--- Begin Records ---
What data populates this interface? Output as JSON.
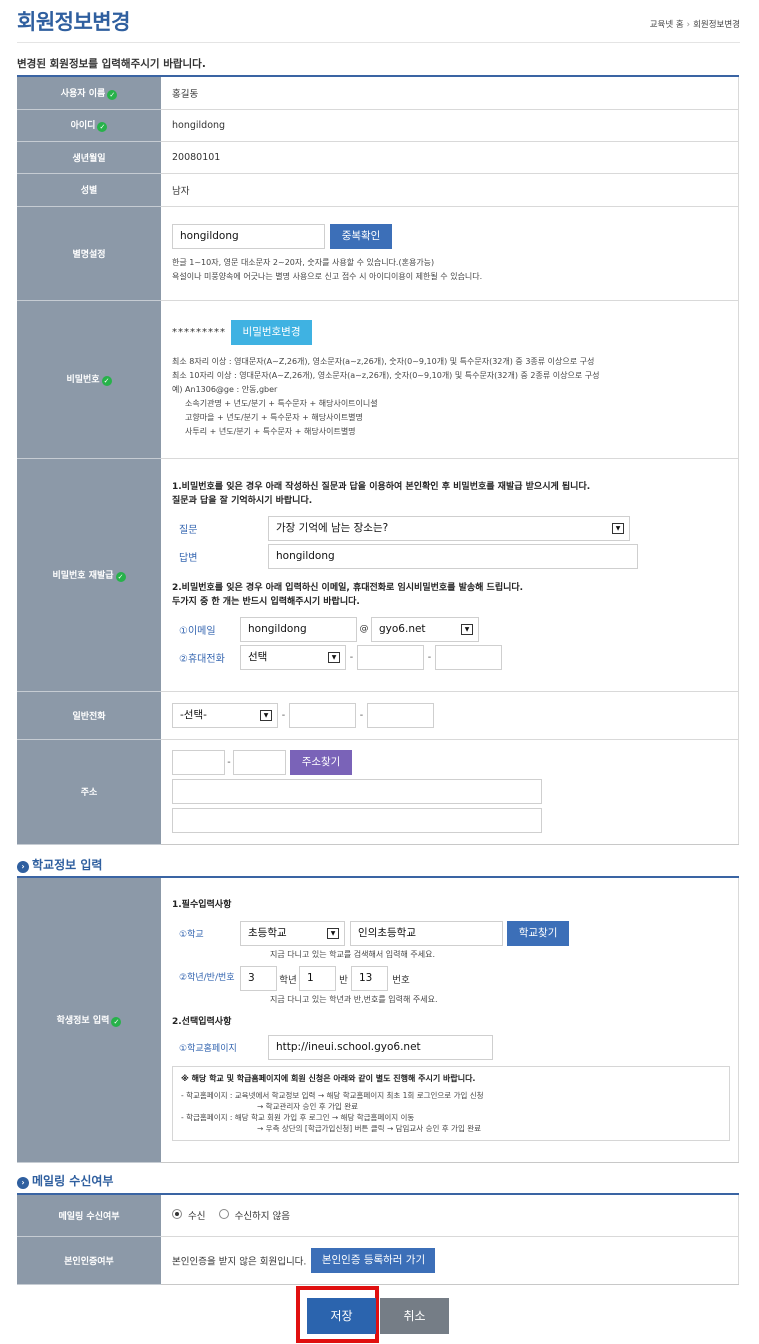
{
  "header": {
    "title": "회원정보변경",
    "breadcrumb": [
      "교육넷 홈",
      "회원정보변경"
    ],
    "intro": "변경된 회원정보를 입력해주시기 바랍니다."
  },
  "member": {
    "name_label": "사용자 이름",
    "name_value": "홍길동",
    "id_label": "아이디",
    "id_value": "hongildong",
    "birth_label": "생년월일",
    "birth_value": "20080101",
    "gender_label": "성별",
    "gender_value": "남자",
    "nick_label": "별명설정",
    "nick_value": "hongildong",
    "nick_btn": "중복확인",
    "nick_help1": "한글 1~10자, 영문 대소문자 2~20자, 숫자를 사용할 수 있습니다.(혼용가능)",
    "nick_help2": "욕설이나 미풍양속에 어긋나는 별명 사용으로 신고 접수 시 아이디이용이 제한될 수 있습니다.",
    "pw_label": "비밀번호",
    "pw_mask": "*********",
    "pw_btn": "비밀번호변경",
    "pw_help": [
      "최소 8자리 이상 : 영대문자(A~Z,26개), 영소문자(a~z,26개), 숫자(0~9,10개) 및 특수문자(32개) 중 3종류 이상으로 구성",
      "최소 10자리 이상 : 영대문자(A~Z,26개), 영소문자(a~z,26개), 숫자(0~9,10개) 및 특수문자(32개) 중 2종류 이상으로 구성",
      "예) An1306@ge : 안동,gber"
    ],
    "pw_examples": [
      "소속기관명 + 년도/분기 + 특수문자 + 해당사이트이니셜",
      "고향마을 + 년도/분기 + 특수문자 + 해당사이트별명",
      "사투리 + 년도/분기 + 특수문자 + 해당사이트별명"
    ],
    "reissue_label": "비밀번호 재발급",
    "reissue_text1a": "1.비밀번호를 잊은 경우 아래 작성하신 질문과 답을 이용하여 본인확인 후 비밀번호를 재발급 받으시게 됩니다.",
    "reissue_text1b": "질문과 답을 잘 기억하시기 바랍니다.",
    "question_label": "질문",
    "question_value": "가장 기억에 남는 장소는?",
    "answer_label": "답변",
    "answer_value": "hongildong",
    "reissue_text2a": "2.비밀번호를 잊은 경우 아래 입력하신 이메일, 휴대전화로 임시비밀번호를 발송해 드립니다.",
    "reissue_text2b": "두가지 중 한 개는 반드시 입력해주시기 바랍니다.",
    "email_label": "①이메일",
    "email_id": "hongildong",
    "email_at": "@",
    "email_domain": "gyo6.net",
    "mobile_label": "②휴대전화",
    "mobile_select": "선택",
    "phone_label": "일반전화",
    "phone_select": "-선택-",
    "address_label": "주소",
    "address_btn": "주소찾기"
  },
  "school": {
    "section_title": "학교정보 입력",
    "row_label": "학생정보 입력",
    "required_title": "1.필수입력사항",
    "school_label": "①학교",
    "school_type": "초등학교",
    "school_name": "인의초등학교",
    "school_btn": "학교찾기",
    "school_help": "지금 다니고 있는 학교를 검색해서 입력해 주세요.",
    "grade_label": "②학년/반/번호",
    "grade_value": "3",
    "grade_unit": "학년",
    "class_value": "1",
    "class_unit": "반",
    "number_value": "13",
    "number_unit": "번호",
    "grade_help": "지금 다니고 있는 학년과 반,번호를 입력해 주세요.",
    "optional_title": "2.선택입력사항",
    "homepage_label": "①학교홈페이지",
    "homepage_value": "http://ineui.school.gyo6.net",
    "notice_title": "※ 해당 학교 및 학급홈페이지에 회원 신청은 아래와 같이 별도 진행해 주시기 바랍니다.",
    "notice_lines": [
      "- 학교홈페이지 : 교육넷에서 학교정보 입력 → 해당 학교홈페이지 최초 1회 로그인으로 가입 신청",
      "→ 학교관리자 승인 후 가입 완료",
      "- 학급홈페이지 : 해당 학교 회원 가입 후 로그인 → 해당 학급홈페이지 이동",
      "→ 우측 상단의 [학급가입신청] 버튼 클릭 → 담임교사 승인 후 가입 완료"
    ]
  },
  "mailing": {
    "section_title": "메일링 수신여부",
    "row_label": "메일링 수신여부",
    "opt_yes": "수신",
    "opt_no": "수신하지 않음",
    "auth_label": "본인인증여부",
    "auth_text": "본인인증을 받지 않은 회원입니다.",
    "auth_btn": "본인인증 등록하러 가기"
  },
  "actions": {
    "save": "저장",
    "cancel": "취소"
  }
}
--- End Records ---
→ Exercise goal: Search the listing above for the string "바랍니다". Copy every line that contains it.

→ Solved problem:
    "intro": "변경된 회원정보를 입력해주시기 바랍니다."
    "reissue_text1b": "질문과 답을 잘 기억하시기 바랍니다.",
    "reissue_text2b": "두가지 중 한 개는 반드시 입력해주시기 바랍니다.",
    "notice_title": "※ 해당 학교 및 학급홈페이지에 회원 신청은 아래와 같이 별도 진행해 주시기 바랍니다.",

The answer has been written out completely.